Problem requirements
In the entries below, find every line holding the string "تخصص" and collect it.

[Records from a dataset]
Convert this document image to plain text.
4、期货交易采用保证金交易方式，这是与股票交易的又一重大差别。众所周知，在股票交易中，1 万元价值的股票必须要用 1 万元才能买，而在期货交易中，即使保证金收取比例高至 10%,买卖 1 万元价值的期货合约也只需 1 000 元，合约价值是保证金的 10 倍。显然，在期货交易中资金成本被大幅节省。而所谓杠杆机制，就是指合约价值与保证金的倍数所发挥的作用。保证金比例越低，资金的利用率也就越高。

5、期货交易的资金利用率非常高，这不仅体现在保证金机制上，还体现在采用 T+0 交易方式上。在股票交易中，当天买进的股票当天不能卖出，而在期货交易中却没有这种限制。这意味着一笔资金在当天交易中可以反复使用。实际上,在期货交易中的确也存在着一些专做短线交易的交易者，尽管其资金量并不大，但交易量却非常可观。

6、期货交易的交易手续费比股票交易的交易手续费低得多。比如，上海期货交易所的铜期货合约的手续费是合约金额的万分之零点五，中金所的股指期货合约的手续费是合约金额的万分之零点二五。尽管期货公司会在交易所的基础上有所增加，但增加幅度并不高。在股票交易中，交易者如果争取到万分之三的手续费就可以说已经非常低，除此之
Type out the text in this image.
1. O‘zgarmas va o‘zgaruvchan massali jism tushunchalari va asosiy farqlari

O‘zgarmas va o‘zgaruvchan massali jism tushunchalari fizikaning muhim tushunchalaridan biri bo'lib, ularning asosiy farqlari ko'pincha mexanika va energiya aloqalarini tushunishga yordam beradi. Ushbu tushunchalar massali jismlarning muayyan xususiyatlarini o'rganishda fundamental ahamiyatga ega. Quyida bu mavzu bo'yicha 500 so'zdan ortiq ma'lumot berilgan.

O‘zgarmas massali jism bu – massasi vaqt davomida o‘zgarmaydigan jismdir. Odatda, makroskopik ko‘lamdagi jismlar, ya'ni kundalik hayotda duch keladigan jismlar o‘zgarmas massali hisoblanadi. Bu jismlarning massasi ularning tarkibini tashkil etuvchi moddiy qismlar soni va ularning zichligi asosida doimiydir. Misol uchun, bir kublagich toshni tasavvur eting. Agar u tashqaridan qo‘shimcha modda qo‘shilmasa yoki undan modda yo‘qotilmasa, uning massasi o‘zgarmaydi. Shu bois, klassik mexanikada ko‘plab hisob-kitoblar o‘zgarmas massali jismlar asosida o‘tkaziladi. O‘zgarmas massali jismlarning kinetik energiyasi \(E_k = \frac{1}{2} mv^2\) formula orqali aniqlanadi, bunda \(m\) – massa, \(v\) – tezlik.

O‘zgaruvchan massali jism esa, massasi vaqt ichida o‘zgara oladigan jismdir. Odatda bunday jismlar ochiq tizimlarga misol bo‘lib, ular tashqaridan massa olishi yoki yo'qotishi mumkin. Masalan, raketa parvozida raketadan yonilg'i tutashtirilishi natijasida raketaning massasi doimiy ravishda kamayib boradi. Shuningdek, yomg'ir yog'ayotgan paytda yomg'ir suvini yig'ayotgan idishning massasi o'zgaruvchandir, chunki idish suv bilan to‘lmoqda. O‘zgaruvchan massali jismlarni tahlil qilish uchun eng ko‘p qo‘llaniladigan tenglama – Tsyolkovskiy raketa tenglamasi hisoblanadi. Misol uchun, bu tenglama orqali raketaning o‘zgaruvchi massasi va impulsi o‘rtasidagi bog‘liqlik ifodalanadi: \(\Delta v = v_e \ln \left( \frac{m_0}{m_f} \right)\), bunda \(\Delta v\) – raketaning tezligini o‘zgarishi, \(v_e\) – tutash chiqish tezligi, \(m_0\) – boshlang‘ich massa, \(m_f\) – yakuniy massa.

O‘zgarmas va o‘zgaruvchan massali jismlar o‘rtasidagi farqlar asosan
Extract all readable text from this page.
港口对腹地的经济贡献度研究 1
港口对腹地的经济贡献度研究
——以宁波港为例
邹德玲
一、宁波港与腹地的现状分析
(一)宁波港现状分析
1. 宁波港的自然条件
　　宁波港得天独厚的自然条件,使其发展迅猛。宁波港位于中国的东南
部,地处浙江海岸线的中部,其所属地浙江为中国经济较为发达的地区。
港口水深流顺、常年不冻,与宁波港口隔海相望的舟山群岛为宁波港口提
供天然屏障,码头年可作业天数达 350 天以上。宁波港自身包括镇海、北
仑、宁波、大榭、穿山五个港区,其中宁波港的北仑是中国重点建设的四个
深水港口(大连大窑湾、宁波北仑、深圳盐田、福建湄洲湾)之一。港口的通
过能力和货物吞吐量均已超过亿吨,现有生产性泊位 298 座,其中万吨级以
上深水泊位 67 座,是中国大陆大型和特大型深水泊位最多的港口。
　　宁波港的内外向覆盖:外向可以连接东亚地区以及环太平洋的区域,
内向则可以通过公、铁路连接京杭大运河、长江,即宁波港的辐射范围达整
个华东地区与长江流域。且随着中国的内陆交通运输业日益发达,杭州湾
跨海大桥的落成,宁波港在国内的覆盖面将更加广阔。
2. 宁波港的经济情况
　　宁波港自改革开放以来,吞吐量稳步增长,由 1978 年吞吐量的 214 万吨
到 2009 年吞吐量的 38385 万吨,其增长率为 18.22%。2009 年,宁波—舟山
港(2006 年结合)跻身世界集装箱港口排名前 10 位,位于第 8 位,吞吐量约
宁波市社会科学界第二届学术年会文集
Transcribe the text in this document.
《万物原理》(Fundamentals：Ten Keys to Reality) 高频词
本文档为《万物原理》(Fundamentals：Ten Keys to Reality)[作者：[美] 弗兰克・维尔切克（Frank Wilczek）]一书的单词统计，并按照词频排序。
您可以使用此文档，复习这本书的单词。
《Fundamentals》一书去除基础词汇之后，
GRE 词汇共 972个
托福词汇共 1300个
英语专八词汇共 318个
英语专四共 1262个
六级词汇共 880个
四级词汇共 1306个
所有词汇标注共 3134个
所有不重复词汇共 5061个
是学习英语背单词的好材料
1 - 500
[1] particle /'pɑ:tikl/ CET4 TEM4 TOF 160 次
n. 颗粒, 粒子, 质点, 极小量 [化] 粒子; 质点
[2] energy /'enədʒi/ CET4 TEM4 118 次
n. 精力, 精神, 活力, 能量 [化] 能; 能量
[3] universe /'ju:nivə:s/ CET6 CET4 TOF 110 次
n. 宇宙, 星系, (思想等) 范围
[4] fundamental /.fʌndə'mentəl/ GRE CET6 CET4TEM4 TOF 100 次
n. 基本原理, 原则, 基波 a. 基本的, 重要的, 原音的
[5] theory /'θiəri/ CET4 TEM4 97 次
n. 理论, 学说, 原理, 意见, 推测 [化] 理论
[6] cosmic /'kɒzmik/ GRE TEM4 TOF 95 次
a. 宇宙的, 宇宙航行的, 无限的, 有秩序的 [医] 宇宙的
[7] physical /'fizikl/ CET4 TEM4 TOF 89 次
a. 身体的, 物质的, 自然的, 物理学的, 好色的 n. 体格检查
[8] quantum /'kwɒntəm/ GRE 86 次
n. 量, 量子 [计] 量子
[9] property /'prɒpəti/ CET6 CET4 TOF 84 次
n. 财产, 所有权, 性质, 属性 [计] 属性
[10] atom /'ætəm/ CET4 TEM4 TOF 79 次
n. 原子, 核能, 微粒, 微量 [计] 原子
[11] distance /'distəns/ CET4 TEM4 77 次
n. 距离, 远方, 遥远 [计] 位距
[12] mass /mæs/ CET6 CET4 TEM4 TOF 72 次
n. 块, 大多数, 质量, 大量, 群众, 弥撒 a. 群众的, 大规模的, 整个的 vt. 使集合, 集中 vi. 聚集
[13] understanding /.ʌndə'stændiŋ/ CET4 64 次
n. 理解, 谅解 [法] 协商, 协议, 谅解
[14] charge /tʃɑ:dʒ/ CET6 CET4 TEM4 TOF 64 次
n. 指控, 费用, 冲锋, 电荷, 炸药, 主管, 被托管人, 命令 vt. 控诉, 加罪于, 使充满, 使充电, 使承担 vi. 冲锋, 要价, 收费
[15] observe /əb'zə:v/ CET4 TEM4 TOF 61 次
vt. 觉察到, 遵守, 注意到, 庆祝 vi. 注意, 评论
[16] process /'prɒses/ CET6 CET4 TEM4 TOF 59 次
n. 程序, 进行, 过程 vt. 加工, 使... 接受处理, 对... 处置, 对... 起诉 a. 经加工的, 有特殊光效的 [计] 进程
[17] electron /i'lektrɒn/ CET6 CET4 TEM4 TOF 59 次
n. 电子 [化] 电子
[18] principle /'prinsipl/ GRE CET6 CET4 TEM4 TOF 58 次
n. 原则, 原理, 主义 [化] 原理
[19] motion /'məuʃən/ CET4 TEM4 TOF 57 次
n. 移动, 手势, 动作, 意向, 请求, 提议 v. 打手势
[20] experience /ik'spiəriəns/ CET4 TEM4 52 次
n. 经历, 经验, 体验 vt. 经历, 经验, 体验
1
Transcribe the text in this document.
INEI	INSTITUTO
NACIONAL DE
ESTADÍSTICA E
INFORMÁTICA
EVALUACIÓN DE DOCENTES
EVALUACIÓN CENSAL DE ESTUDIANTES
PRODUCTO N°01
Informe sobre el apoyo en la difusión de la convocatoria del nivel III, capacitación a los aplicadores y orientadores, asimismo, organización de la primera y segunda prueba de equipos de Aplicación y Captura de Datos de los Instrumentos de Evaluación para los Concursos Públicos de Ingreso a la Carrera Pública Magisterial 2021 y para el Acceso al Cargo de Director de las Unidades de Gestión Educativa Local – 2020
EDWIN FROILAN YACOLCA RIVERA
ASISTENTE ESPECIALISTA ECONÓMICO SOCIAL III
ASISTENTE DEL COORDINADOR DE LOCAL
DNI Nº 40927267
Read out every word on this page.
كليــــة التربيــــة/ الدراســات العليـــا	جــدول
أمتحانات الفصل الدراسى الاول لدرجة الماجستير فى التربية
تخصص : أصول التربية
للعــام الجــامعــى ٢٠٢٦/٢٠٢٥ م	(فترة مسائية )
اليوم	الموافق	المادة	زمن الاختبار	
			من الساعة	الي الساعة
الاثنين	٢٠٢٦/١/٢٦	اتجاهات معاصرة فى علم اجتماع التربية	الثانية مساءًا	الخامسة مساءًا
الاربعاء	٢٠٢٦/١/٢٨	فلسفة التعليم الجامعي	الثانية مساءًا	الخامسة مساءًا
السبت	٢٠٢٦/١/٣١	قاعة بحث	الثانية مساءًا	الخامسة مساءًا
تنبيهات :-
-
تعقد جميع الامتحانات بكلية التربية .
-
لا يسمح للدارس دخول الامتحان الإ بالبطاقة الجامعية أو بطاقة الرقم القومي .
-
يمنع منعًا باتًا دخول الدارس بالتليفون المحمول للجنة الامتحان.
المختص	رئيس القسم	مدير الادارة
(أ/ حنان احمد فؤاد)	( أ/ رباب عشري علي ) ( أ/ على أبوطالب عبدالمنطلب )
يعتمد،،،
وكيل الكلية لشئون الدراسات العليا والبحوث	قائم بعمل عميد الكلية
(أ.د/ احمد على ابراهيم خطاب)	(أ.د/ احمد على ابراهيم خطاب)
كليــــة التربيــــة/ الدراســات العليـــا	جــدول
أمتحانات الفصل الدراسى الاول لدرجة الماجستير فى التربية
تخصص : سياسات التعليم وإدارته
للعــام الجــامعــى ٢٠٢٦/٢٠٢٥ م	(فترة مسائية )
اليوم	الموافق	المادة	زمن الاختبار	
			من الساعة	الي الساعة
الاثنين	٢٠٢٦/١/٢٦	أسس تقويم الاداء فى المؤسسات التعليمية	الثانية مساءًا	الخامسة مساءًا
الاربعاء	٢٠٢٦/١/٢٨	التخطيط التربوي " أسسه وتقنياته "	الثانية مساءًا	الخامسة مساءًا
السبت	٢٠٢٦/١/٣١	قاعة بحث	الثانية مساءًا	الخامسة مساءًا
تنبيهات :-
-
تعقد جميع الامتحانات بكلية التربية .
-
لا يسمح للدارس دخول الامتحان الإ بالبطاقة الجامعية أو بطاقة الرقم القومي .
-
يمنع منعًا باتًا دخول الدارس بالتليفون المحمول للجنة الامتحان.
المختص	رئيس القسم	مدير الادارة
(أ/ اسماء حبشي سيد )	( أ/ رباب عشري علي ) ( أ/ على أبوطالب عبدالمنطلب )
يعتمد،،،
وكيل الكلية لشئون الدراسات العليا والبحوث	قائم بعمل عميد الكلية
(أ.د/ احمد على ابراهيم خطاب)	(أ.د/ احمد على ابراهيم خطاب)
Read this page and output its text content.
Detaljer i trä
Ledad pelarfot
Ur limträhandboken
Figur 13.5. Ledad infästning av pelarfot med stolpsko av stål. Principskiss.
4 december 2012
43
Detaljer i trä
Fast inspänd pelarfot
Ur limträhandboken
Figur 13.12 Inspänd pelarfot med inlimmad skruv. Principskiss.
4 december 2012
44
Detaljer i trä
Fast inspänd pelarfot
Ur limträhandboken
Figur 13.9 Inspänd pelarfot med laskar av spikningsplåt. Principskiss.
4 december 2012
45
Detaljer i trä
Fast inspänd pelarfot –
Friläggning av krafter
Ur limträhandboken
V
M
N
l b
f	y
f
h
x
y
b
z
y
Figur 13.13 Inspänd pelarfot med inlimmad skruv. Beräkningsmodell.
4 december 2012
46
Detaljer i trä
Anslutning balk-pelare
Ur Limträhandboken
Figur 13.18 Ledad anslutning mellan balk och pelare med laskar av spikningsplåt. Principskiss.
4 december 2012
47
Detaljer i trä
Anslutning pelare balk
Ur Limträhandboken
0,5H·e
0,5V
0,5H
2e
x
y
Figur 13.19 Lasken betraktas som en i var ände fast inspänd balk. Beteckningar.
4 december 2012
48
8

Solution to the problem
تخصص : أصول التربية
تخصص : سياسات التعليم وإدارته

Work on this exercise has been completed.